抜粋:
-------

2020 J1第5節ヴィッセル神戸vs清水エスパルス レビュー
目次
1.はじめに
2.スタメン
3.前半
4.後半
5.最後に
1.はじめに
前節良いサッカーを見せながらも敗れてしまったエスパルス。今節の相手は同じように自分達がボールを保持して試合の流れを作りたいヴィッセル神戸。
どちらがどれだけボールを保持してリズムを作れるのか。また、神戸には昨シーズンまでエスパルスに在籍し、圧倒的な存在感を見せたドウグラスが在籍している。ドウグラスはエスパルスの選手の長所と短所を、エスパルスの選手も同じようにドウグラスの長所と短所を知っているだけに、その辺の攻防も気になるところだ。
2.スタメン
▪ヴィッセル
藤谷→西、菊池→渡部、安井→サンペール、
郷家→イニエスタ、田中→小川、
藤本→ドウグラスと前節から6枚を変更。
▪エスパルス
岡崎→エウシーニョ、立田→ヴァウド、
鈴木→ティーラシンと前節から3枚を変更。

-------

データ記録:

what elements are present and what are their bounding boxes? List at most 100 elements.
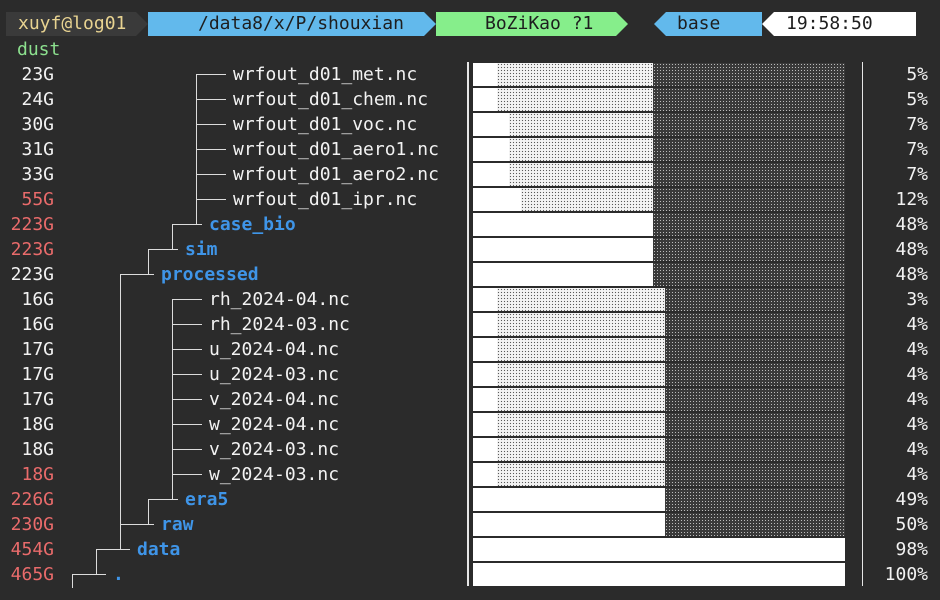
prompt-separator-arrow [136,12,148,36]
entry-size: 226G [10,489,54,510]
usage-bar [473,388,845,411]
tree-branch [172,474,202,475]
directory-name: sim [185,239,218,260]
usage-bar [473,288,845,311]
usage-bar [473,338,845,361]
usage-bar [473,513,845,536]
entry-size: 454G [10,539,54,560]
entry-size: 17G [21,364,54,385]
usage-bar [473,63,845,86]
usage-bar [473,313,845,336]
tree-branch [172,324,202,325]
entry-percent: 4% [906,464,928,485]
entry-name: u_2024-04.nc [209,339,340,360]
prompt-separator-arrow [762,12,774,36]
tree-connector [72,574,73,588]
tree-row: 454G data 98% [0,537,940,562]
tree-row: 230G raw 50% [0,512,940,537]
usage-bar [473,138,845,161]
entry-size: 23G [21,64,54,85]
usage-bar [473,213,845,236]
tree-branch [172,399,202,400]
entry-percent: 98% [895,539,928,560]
prompt-path: /data8/x/P/shouxian [148,12,424,36]
tree-branch [172,424,202,425]
tree-branch [196,149,226,150]
usage-bar [473,563,845,586]
entry-size: 33G [21,164,54,185]
tree-row: 18G w_2024-03.nc 4% [0,462,940,487]
root-directory-label: dust [17,39,61,60]
graph-right-border [862,62,863,586]
tree-branch [148,499,178,500]
prompt-conda-env: base [666,12,762,36]
prompt-git-status: BoZiKao ?1 [436,12,616,36]
usage-bar [473,188,845,211]
tree-row: 33G wrfout_d01_aero2.nc 7% [0,162,940,187]
prompt-user-host: xuyf@log01 [6,12,136,36]
usage-bar [473,163,845,186]
entry-percent: 12% [895,189,928,210]
entry-percent: 100% [884,564,928,585]
entry-name: w_2024-04.nc [209,414,340,435]
entry-percent: 49% [895,489,928,510]
entry-name: rh_2024-04.nc [209,289,350,310]
tree-branch [120,274,154,275]
tree-row: 223G sim 48% [0,237,940,262]
tree-branch [196,99,226,100]
entry-size: 223G [10,239,54,260]
directory-name: raw [161,514,194,535]
shell-prompt: xuyf@log01 /data8/x/P/shouxian BoZiKao ?… [0,0,940,42]
entry-name: w_2024-03.nc [209,464,340,485]
entry-percent: 4% [906,414,928,435]
tree-row: 223G case_bio 48% [0,212,940,237]
tree-branch [172,374,202,375]
tree-connector [148,249,149,274]
entry-percent: 3% [906,289,928,310]
tree-branch [148,249,178,250]
tree-row: 16G rh_2024-03.nc 4% [0,312,940,337]
entry-size: 230G [10,514,54,535]
entry-percent: 48% [895,264,928,285]
tree-row: 223G processed 48% [0,262,940,287]
entry-size: 16G [21,314,54,335]
tree-row: 31G wrfout_d01_aero1.nc 7% [0,137,940,162]
entry-name: wrfout_d01_chem.nc [233,89,429,110]
entry-percent: 7% [906,139,928,160]
entry-size: 24G [21,89,54,110]
usage-bar [473,113,845,136]
tree-branch [196,124,226,125]
entry-size: 465G [10,564,54,585]
usage-bar [473,238,845,261]
directory-name: data [137,539,181,560]
usage-bar [473,413,845,436]
tree-branch [172,224,202,225]
entry-percent: 5% [906,89,928,110]
tree-root-row: dust [0,37,940,62]
entry-size: 16G [21,289,54,310]
entry-name: u_2024-03.nc [209,364,340,385]
entry-percent: 7% [906,114,928,135]
entry-size: 18G [21,464,54,485]
entry-name: v_2024-03.nc [209,439,340,460]
entry-percent: 4% [906,339,928,360]
entry-percent: 4% [906,389,928,410]
tree-connector [120,274,121,549]
entry-size: 18G [21,414,54,435]
usage-bar [473,438,845,461]
tree-row: 23G wrfout_d01_met.nc 5% [0,62,940,87]
entry-name: wrfout_d01_aero2.nc [233,164,439,185]
directory-name: era5 [185,489,229,510]
entry-size: 31G [21,139,54,160]
entry-size: 18G [21,439,54,460]
tree-connector [96,549,97,574]
usage-bar [473,88,845,111]
entry-name: wrfout_d01_voc.nc [233,114,418,135]
entry-name: wrfout_d01_ipr.nc [233,189,418,210]
tree-row: 17G u_2024-04.nc 4% [0,337,940,362]
directory-name: . [113,564,124,585]
tree-branch [120,524,154,525]
tree-row: 16G rh_2024-04.nc 3% [0,287,940,312]
prompt-separator-arrow [424,12,436,36]
tree-row: 18G w_2024-04.nc 4% [0,412,940,437]
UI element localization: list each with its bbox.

-------

課題 1: 神戸対清水のレビューに基づき、ヴィッセル神戸が前節から入れ替えて今節スタメンに起用した選手をすべて挙げてください。
課題 2: 神戸対清水のレビューのうち、「2020 J1第5節ヴィッセル神戸vs清水エスパルス レビュー」から「辺の攻防も気になるところだ。」までを、末尾の語句も含めて一字一句変えずに書き写してください。

解答例 1: 西、渡部、サンペール、イニエスタ、小川、ドウグラス

解答例 2:
2020 J1第5節ヴィッセル神戸vs清水エスパルス レビュー
目次
1.はじめに
2.スタメン
3.前半
4.後半
5.最後に
1.はじめに
前節良いサッカーを見せながらも敗れてしまったエスパルス。今節の相手は同じように自分達がボールを保持して試合の流れを作りたいヴィッセル神戸。
どちらがどれだけボールを保持してリズムを作れるのか。また、神戸には昨シーズンまでエスパルスに在籍し、圧倒的な存在感を見せたドウグラスが在籍している。ドウグラスはエスパルスの選手の長所と短所を、エスパルスの選手も同じようにドウグラスの長所と短所を知っているだけに、その辺の攻防も気になるところだ。